Present each line of the entries below that holds the word "propri".

==== Material supplied

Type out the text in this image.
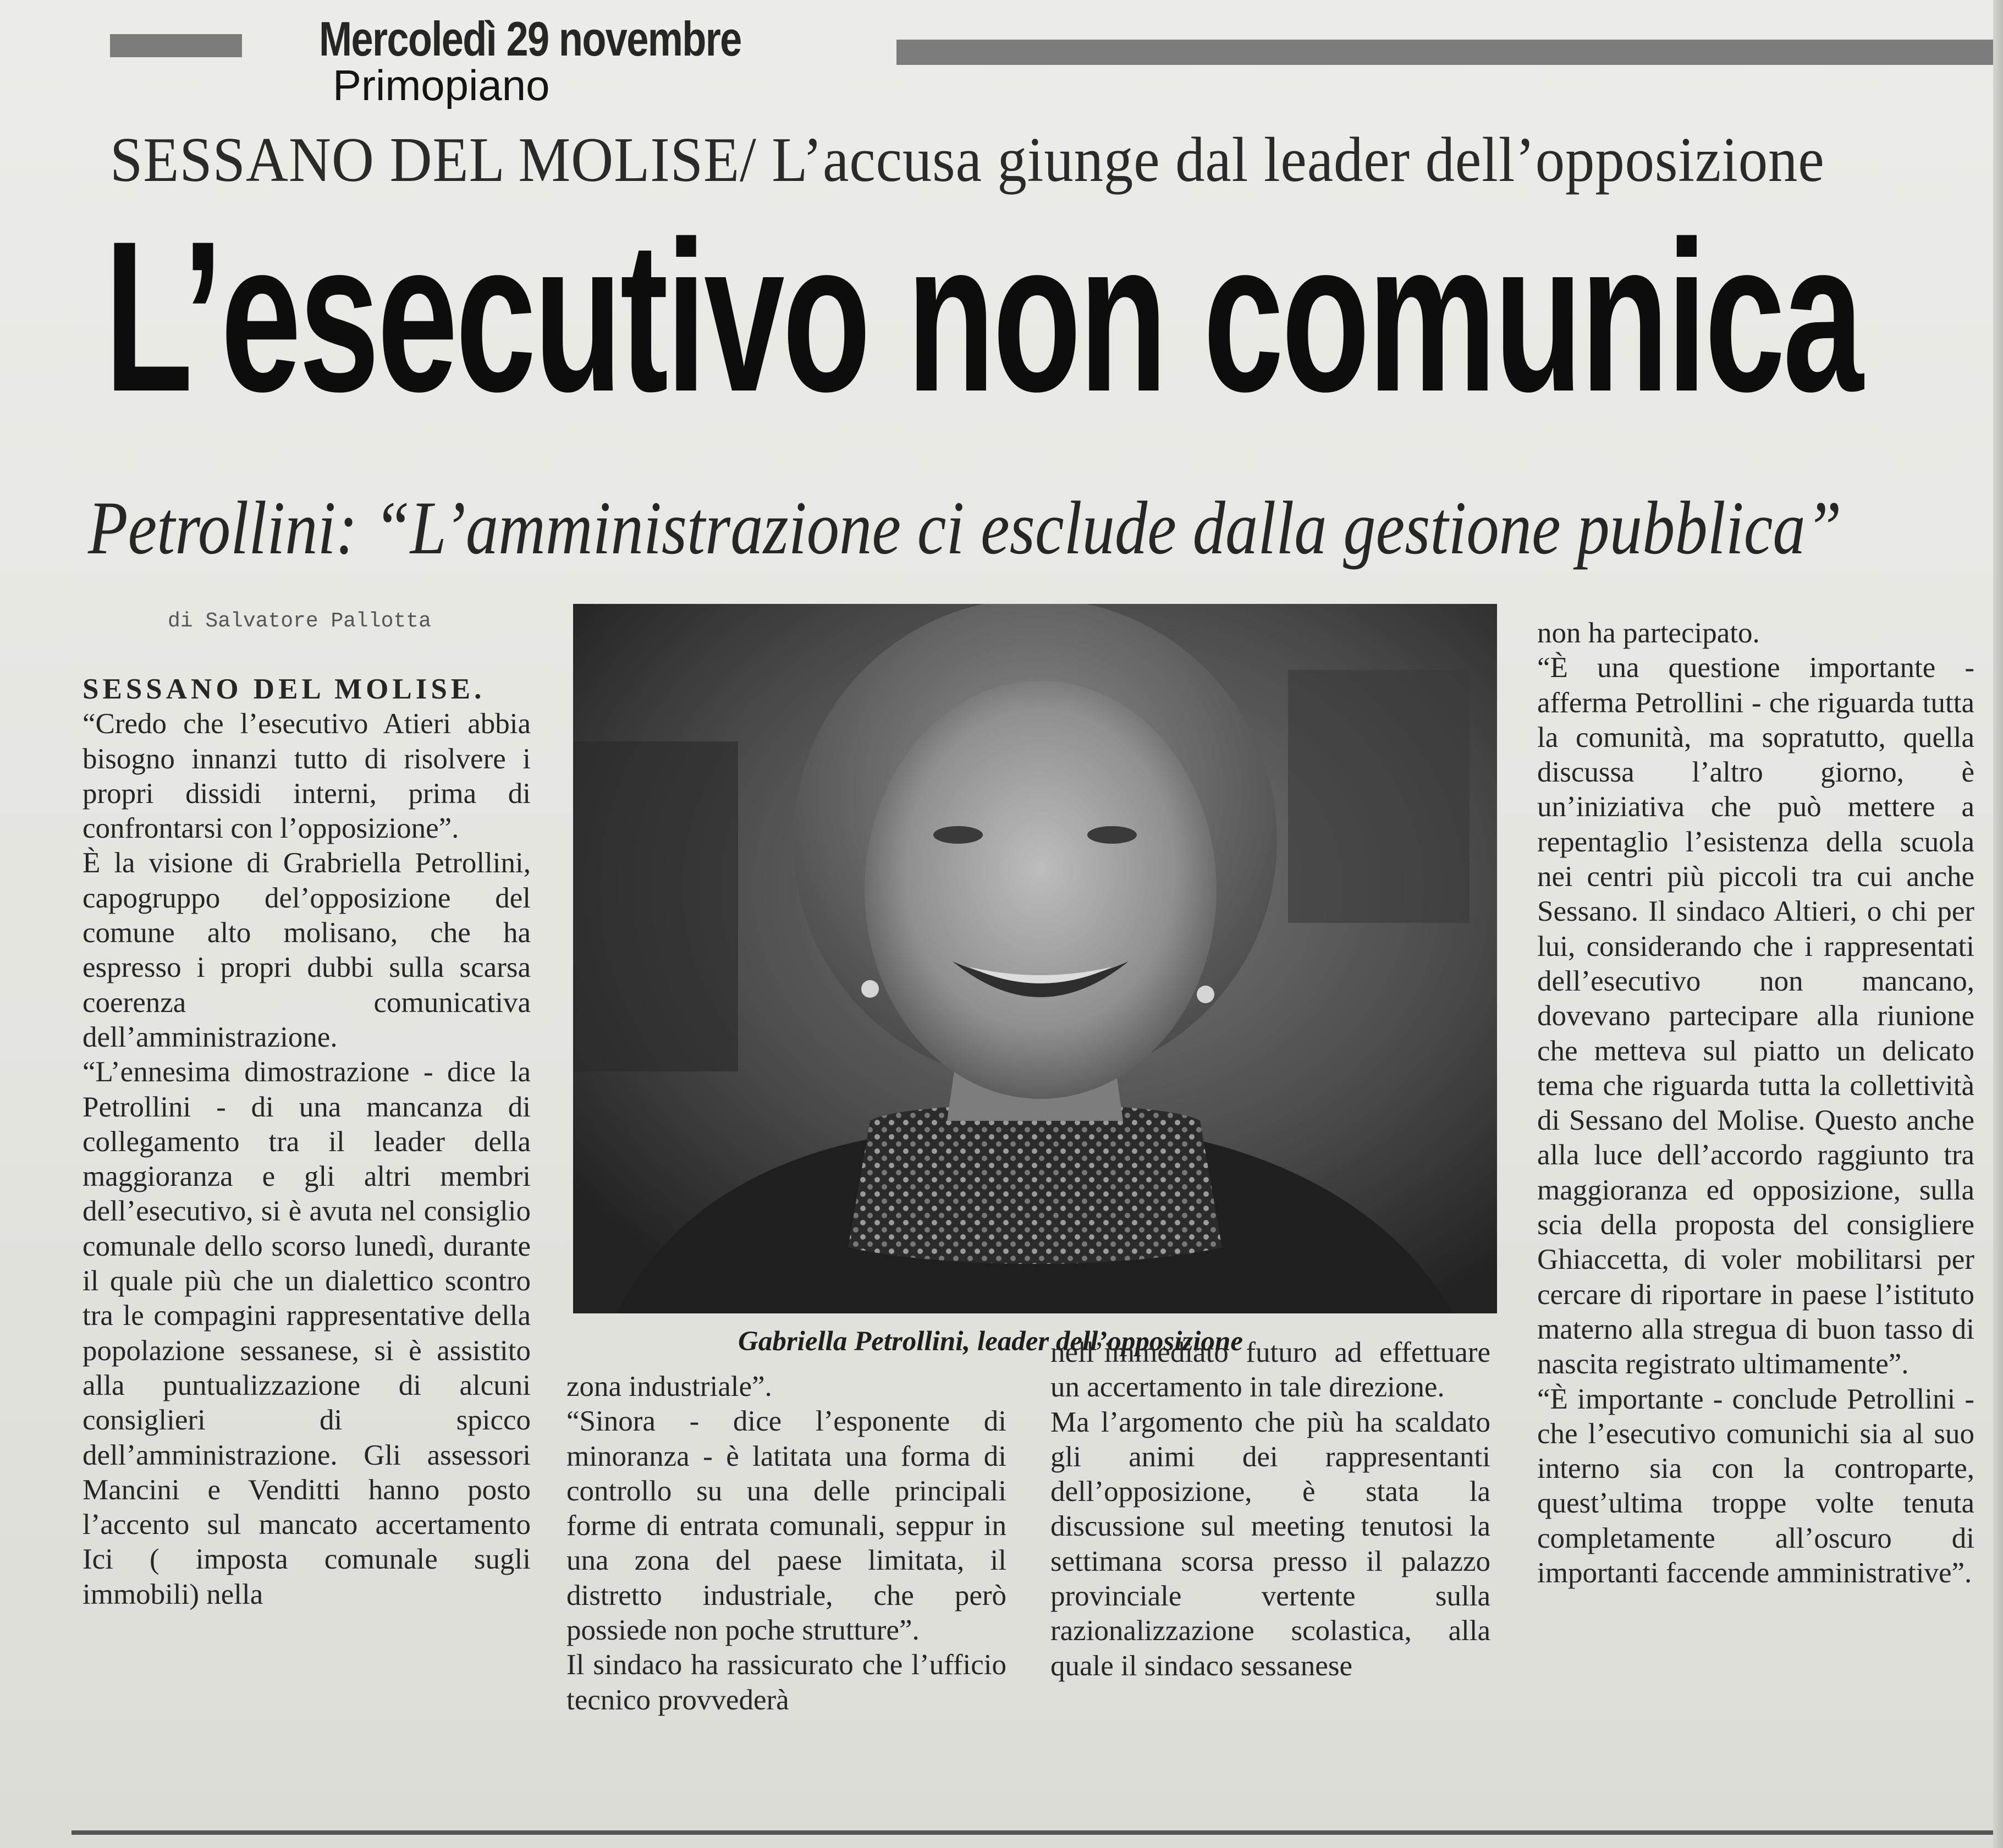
Mercoledì 29 novembre
Primopiano
SESSANO DEL MOLISE/ L’accusa giunge dal leader dell’opposizione
L’esecutivo non comunica
Petrollini: “L’amministrazione ci esclude dalla gestione pubblica”
di Salvatore Pallotta

SESSANO DEL MOLISE.
“Credo che l’esecutivo Atieri abbia bisogno innanzi tutto di risolvere i propri dissidi interni, prima di confrontarsi con l’opposizione”.

È la visione di Grabriella Petrollini, capogruppo del’opposizione del comune alto molisano, che ha espresso i propri dubbi sulla scarsa coerenza comunicativa dell’amministrazione.

“L’ennesima dimostrazione - dice la Petrollini - di una mancanza di collegamento tra il leader della maggioranza e gli altri membri dell’esecutivo, si è avuta nel consiglio comunale dello scorso lunedì, durante il quale più che un dialettico scontro tra le compagini rappresentative della popolazione sessanese, si è assistito alla puntualizzazione di alcuni consiglieri di spicco dell’amministrazione. Gli assessori Mancini e Venditti hanno posto l’accento sul mancato accertamento Ici ( imposta comunale sugli immobili) nella

Gabriella Petrollini, leader dell’opposizione

zona industriale”.

“Sinora - dice l’esponente di minoranza - è latitata una forma di controllo su una delle principali forme di entrata comunali, seppur in una zona del paese limitata, il distretto industriale, che però possiede non poche strutture”.

Il sindaco ha rassicurato che l’ufficio tecnico provvederà

nell’immediato futuro ad effettuare un accertamento in tale direzione.

Ma l’argomento che più ha scaldato gli animi dei rappresentanti dell’opposizione, è stata la discussione sul meeting tenutosi la settimana scorsa presso il palazzo provinciale vertente sulla razionalizzazione scolastica, alla quale il sindaco sessanese

non ha partecipato.

“È una questione importante - afferma Petrollini - che riguarda tutta la comunità, ma sopratutto, quella discussa l’altro giorno, è un’iniziativa che può mettere a repentaglio l’esistenza della scuola nei centri più piccoli tra cui anche Sessano. Il sindaco Altieri, o chi per lui, considerando che i rappresentati dell’esecutivo non mancano, dovevano partecipare alla riunione che metteva sul piatto un delicato tema che riguarda tutta la collettività di Sessano del Molise. Questo anche alla luce dell’accordo raggiunto tra maggioranza ed opposizione, sulla scia della proposta del consigliere Ghiaccetta, di voler mobilitarsi per cercare di riportare in paese l’istituto materno alla stregua di buon tasso di nascita registrato ultimamente”.

“È importante - conclude Petrollini - che l’esecutivo comunichi sia al suo interno sia con la controparte, quest’ultima troppe volte tenuta completamente all’oscuro di importanti faccende amministrative”.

========

Exercise response
“Credo che l’esecutivo Atieri abbia bisogno innanzi tutto di risolvere i propri dissidi interni, prima di confrontarsi con l’opposizione”.
È la visione di Grabriella Petrollini, capogruppo del’opposizione del comune alto molisano, che ha espresso i propri dubbi sulla scarsa coerenza comunicativa dell’amministrazione.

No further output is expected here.